TEXT EXTRACT -
Software like ports-mgmt/portmaster can save old packages as well. Also, you can ports-mgmt/portdowngrade broken port.


----------



## Peter2121 (Oct 8, 2015)

*SirDice*,
Using this 'stable' tree means that:
- one should not use packages
- one would stay on old versions of ALL ports
Once again, the problem is that on desktop system we often need to update one package to the last version and to downgrade another one to a previous one. Using ports on desktop system is hard, and the problem of coexistence of different versions of packages is NOT solved by using the 'stable' version of ports tree.

*dlegrand*,
As I understand, old packages are in old versions of repository. So again, we can downgrade ALL packages or upgrade ALL packages. This is not a feature I'm searching for.

*abishai*,
Sometimes, old packages can help. Sometimes they are in conflict with another packages (same dependencies of different versions). So it is not a good solution.
ports-mgmt/portdowngrade seems to be the best solution today, but there are two problems with it:
- difficult to use (one needs to search commits to revert)
- only ports can be used (no packages)
So in real life of desktop user ports-mgmt/portdowngrade is not an option...


----------



## fossette (Oct 8, 2015)

Peter2121 said:


> As about possible solutions - I think that coexistence of several ports in the ports tree is a possible solution, but definitely NOT the best one. Another solution should be used, based on isolation of software.


Isolation of software is definitely an interesting concept Peter, but I have no idea how this could be implemented/integrated easily in the existing FreeBSD structure.  Some kind of lite virtual machine or lite jail?

I believe that there's a Linux flavor which stores every dependent tools & libraries in a sub-directory of an application that requires them.  That's interesting too, but not very convenient if you want to keep the source code as well.

PS: Thanks to the kind soul who edited my port tags.  I used lots of them just to add a little color, but forgot that they also serve a purpose...  

Dominique.


----------



## formateur_fou (Oct 9, 2015)

Peter2121 said:


> Using this 'stable' tree means that:
> - one should not use packages
> - one would stay on old versions of ALL ports



In the quarterly branch there are packages available, even for security updates:
http://pkg.freebsd.org/freebsd:10:x86:64/quarterly/All/

This is true you will stay with "old" versions, but you will face the same situation with most Linux or BSD desktop systems. And, as this branch gets updated every 3 months, the packages are still pretty new.

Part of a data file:

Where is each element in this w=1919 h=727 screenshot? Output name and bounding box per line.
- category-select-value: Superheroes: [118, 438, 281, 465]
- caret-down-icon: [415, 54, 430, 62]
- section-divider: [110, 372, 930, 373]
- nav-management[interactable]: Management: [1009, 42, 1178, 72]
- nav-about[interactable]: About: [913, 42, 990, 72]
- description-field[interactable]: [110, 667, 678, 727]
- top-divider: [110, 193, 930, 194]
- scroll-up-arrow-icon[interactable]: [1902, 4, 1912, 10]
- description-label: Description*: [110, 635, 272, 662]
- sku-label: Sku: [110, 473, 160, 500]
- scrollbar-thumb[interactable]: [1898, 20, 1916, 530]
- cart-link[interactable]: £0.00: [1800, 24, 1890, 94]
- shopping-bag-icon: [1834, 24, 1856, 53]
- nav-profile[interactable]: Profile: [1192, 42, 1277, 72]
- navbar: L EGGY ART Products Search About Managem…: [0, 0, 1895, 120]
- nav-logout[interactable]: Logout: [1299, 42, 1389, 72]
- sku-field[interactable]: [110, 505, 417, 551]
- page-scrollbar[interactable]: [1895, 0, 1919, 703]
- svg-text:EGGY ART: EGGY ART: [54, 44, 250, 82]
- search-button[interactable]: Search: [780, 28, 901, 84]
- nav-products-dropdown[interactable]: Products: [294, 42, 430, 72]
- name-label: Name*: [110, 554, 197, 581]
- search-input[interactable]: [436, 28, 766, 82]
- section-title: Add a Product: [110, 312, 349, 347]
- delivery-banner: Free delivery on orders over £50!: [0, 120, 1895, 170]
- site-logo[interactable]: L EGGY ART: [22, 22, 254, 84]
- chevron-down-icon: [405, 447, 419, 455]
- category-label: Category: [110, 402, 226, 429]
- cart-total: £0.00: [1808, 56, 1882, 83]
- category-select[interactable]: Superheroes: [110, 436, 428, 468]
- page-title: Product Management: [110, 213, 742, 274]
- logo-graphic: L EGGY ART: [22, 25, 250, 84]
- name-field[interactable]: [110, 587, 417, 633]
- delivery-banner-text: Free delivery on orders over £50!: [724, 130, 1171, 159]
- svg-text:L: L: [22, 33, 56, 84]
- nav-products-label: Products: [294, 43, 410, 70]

==

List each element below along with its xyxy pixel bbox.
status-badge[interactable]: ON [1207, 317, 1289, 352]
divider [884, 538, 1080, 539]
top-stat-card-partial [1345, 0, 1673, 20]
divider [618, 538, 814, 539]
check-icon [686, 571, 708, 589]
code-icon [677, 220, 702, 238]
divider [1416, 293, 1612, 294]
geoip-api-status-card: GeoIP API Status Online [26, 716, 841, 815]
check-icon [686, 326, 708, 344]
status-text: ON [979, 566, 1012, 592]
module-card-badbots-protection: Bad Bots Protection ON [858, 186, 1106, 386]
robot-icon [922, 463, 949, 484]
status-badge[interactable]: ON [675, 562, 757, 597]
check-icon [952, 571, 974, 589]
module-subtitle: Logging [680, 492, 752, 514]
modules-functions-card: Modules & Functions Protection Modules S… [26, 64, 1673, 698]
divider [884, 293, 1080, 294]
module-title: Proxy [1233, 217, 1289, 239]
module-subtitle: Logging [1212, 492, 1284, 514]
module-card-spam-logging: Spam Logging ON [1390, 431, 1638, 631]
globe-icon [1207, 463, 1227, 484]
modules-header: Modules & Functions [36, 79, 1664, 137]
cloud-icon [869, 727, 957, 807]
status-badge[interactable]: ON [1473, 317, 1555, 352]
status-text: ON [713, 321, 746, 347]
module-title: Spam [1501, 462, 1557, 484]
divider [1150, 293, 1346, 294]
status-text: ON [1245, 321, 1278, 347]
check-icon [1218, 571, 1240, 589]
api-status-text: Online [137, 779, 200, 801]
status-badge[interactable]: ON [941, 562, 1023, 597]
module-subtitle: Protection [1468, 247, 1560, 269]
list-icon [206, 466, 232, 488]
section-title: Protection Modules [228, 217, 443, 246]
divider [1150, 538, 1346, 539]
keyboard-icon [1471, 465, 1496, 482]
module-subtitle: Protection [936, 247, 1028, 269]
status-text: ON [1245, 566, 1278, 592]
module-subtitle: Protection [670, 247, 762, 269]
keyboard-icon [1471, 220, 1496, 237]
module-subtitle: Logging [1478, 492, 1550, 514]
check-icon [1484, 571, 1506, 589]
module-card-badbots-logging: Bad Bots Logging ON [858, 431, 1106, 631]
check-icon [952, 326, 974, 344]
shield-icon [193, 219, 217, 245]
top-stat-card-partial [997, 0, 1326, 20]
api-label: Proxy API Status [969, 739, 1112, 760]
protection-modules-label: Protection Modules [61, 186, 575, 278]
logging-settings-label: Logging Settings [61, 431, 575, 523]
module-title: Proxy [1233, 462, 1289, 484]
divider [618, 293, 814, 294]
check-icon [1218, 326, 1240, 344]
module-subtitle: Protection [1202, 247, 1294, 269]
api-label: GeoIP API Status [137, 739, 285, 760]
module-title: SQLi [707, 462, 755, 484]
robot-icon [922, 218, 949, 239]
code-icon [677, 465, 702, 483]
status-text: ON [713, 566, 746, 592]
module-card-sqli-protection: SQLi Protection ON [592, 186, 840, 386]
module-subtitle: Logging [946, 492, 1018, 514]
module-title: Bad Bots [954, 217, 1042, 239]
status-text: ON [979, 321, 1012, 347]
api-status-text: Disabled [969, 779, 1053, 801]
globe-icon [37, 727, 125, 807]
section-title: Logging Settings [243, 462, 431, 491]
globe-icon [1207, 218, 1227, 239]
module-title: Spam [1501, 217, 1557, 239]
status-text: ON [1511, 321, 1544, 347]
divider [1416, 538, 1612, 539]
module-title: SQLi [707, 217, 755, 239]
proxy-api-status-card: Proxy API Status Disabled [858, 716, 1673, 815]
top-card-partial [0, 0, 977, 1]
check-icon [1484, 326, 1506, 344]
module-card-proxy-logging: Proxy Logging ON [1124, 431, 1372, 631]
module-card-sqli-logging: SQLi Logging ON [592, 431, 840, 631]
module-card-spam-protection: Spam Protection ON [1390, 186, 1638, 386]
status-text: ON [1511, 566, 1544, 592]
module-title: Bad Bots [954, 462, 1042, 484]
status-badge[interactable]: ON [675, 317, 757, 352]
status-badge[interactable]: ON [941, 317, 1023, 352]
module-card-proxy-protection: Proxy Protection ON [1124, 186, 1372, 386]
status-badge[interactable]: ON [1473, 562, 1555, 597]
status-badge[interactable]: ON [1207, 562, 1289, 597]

* * *

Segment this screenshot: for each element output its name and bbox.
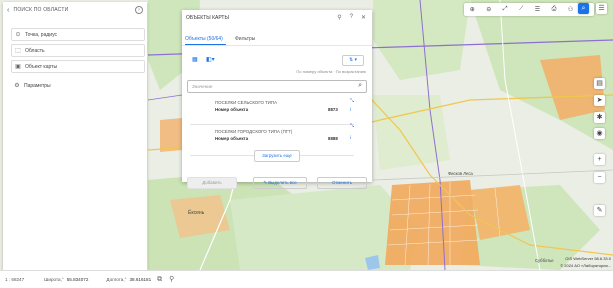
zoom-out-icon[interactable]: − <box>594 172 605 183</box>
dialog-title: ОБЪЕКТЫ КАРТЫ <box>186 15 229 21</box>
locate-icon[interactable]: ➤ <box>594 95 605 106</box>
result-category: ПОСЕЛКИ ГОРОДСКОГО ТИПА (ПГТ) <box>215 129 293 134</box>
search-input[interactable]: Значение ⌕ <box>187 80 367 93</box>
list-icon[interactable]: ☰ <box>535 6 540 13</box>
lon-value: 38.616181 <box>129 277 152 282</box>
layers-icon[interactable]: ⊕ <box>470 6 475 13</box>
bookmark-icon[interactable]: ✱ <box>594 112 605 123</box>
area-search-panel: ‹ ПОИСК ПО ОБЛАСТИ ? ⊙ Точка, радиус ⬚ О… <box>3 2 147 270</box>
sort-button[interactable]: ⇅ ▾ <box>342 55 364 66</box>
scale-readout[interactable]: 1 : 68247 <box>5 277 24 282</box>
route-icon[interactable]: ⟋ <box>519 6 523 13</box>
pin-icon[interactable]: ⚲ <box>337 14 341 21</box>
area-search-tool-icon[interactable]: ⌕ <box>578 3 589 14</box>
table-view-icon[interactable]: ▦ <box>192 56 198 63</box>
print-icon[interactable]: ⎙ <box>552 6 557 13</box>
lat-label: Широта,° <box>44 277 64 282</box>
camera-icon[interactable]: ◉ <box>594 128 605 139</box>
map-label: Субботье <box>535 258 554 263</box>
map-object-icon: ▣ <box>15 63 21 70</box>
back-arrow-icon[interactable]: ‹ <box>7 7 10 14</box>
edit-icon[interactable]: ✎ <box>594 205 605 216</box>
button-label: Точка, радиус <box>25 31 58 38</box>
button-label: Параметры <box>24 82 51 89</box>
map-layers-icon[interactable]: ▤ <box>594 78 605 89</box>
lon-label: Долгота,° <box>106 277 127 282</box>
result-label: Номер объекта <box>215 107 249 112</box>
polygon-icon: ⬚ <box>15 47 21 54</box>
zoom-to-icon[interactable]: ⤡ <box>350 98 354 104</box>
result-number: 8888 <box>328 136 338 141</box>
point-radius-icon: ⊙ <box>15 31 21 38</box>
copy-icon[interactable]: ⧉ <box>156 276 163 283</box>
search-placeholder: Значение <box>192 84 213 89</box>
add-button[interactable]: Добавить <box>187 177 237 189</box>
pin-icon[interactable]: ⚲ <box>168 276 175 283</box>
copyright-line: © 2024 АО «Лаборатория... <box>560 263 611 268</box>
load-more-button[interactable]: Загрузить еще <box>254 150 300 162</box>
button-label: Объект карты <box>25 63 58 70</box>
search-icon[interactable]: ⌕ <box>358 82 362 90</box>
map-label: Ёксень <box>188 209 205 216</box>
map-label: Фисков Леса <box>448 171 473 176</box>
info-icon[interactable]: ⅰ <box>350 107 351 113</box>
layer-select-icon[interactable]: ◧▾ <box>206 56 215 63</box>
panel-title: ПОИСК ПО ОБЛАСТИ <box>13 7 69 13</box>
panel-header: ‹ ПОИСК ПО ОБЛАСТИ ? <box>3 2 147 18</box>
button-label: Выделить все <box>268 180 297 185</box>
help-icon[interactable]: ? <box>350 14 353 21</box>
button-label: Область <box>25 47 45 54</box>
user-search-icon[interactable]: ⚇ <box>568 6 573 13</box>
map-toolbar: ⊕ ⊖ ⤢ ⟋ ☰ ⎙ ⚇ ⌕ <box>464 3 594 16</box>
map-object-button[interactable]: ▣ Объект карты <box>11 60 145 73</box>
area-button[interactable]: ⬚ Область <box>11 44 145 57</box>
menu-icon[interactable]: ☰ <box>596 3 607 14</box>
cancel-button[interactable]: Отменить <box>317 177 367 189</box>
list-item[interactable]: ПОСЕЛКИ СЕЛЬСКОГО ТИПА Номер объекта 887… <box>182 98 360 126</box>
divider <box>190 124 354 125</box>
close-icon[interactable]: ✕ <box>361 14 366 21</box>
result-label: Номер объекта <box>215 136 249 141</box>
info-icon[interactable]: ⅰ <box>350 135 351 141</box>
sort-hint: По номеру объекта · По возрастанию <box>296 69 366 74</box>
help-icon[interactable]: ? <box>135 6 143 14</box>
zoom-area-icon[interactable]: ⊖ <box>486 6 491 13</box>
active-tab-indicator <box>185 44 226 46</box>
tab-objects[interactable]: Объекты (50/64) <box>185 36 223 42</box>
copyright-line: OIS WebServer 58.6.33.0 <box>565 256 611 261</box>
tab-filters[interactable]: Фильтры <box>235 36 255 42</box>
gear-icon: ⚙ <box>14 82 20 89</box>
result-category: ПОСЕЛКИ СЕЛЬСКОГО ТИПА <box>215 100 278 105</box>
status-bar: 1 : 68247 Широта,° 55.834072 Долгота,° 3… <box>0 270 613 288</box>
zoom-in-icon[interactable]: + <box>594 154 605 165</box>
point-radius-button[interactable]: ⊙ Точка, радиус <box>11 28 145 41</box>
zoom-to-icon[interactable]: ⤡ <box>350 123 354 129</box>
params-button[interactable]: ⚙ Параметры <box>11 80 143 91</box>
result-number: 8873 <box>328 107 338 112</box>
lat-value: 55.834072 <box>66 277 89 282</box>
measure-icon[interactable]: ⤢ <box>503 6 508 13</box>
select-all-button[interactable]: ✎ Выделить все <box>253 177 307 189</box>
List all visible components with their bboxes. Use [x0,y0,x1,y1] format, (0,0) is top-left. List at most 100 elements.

EXERCISE REQUIREMENTS -
A: Answer these questions using the FreeBSD forum thread:
(i) What two problems does Peter2121 see with ports-mgmt/portdowngrade?
(ii) What does fossette suggest as a possible way to isolate software?
(iii) How often does the quarterly branch get updated, according to formateur_fou?
B: Resume the FreeBSD forum thread from the point where it stops.
This data was taken from a separate source.

OUTPUTS FOR THE TASKS -
A:
(i) It is difficult to use, since one needs to search commits to revert, and only ports can be used, not packages.
(ii) Some kind of lite virtual machine or lite jail.
(iii) Every 3 months.

B:
Fossette, don't forget that one should not update packages blindly:
http://svnweb.freebsd.org/ports/head/UPDATING?view=markup

Maybe, you could have solved your problem by installing another browser instead of trying to update Firefox? But again, reading the link above is mandatory, especially if you're tracking the last packages branch.

I stopped using FreeBSD as a desktop because of the then packages rolling release model. Too many of them were broken for days or weeks. There was no quarterly branch at this time which the aim is to avoid this kind of problem and which became the default repository lastly.

I am curious to have any feedback about it.


----------



## SirDice (Oct 9, 2015)

formateur_fou said:


> This is true you will stay with "old" versions, but you will face the same situation with most Linux or BSD desktop systems.


Yep, like on RHEL/CentOS 7. It's using Perl 5.16. Which was deprecated more than a year before RHEL7 was released.


----------



## fossette (Oct 9, 2015)

formateur_fou said:


> I stopped using FreeBSD as a desktop because of the then packages rolling release model.


or


> I stopped using FreeBSD


is the fundamental problem to address.  Migrants fleeing to other OS.  I have another problem with my FreeBSD web browsers (a new forum post later), so I use firefox in my almost-1-year-old Windows XP VirtualBox guest.  How sick is that?

My ports handling suggestion is not perfect and requires discipline, but I believe it's good for the road, it's simple to implement, and it eases the pain of both users and maintainers.  It deserves some consideration at the next FreeBSD meeting.

Dominique.


----------



## cpm@ (Oct 9, 2015)

Maintainers try to do it best here. I don't have any problem to use FreeBSD as a desktop. Currently, I'm using GNOME 3 and it works almost flawlessly. So I encourage people to try FreeBSD as a desktop, we have a lot of DEs to try.

Long Live to FreeBSD


----------



## formateur_fou (Oct 9, 2015)

fossette said:


> Migrants fleeing to other OS


It was not my intention to discourage you.

I kept FreeBSD a long time on my desktop and I found it a very good system for my needs. I only had the feeling that sometimes, packages were not working as predictably as I would have wanted them to but that was not a big deal.

Over time, the new pkg tools made life much easier, and I guess the new repository will bring its own improvements too. This is why I am interested in getting feedback from people using it.


----------



## ANOKNUSA (Oct 11, 2015)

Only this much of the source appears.